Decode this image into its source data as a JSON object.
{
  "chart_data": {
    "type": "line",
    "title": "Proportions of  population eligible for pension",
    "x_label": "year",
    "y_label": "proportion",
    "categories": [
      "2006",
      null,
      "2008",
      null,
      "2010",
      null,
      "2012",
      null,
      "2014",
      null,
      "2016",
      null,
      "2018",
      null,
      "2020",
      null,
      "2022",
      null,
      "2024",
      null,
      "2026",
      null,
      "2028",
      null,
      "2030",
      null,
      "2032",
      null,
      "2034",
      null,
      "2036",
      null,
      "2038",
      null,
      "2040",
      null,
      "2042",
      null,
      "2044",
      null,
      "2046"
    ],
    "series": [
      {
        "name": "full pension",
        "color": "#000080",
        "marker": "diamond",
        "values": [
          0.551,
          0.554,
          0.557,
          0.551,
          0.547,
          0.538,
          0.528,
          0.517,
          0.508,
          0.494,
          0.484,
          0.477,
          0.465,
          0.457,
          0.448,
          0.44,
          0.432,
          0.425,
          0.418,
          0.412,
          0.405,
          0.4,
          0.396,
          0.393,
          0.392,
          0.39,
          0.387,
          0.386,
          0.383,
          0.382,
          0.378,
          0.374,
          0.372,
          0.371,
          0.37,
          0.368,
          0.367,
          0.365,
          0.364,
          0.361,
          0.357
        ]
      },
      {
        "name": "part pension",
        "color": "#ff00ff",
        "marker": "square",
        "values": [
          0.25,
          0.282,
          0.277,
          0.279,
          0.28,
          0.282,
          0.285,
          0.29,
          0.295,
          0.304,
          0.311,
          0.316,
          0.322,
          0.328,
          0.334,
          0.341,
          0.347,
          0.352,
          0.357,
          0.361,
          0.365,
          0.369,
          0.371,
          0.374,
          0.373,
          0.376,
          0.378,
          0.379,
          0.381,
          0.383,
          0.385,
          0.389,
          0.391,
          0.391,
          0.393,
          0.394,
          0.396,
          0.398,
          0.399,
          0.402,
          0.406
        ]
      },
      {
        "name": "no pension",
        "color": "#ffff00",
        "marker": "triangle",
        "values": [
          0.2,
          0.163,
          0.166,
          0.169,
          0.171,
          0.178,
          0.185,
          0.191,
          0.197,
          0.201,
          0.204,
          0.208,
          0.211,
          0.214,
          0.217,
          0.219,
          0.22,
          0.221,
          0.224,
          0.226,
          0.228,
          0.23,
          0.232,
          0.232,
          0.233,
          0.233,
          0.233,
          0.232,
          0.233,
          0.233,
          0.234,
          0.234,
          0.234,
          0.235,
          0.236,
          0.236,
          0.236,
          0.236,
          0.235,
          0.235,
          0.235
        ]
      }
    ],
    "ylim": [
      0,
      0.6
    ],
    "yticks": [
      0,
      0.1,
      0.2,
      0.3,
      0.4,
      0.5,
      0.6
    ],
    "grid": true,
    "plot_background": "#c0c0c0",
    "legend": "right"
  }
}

───

> PROBLEM TO WORK ON:
Identify each line in the records above that contains the word "marker", and copy it out in full.

> RESULT OF THIS TASK:
        "marker": "diamond",
        "marker": "square",
        "marker": "triangle",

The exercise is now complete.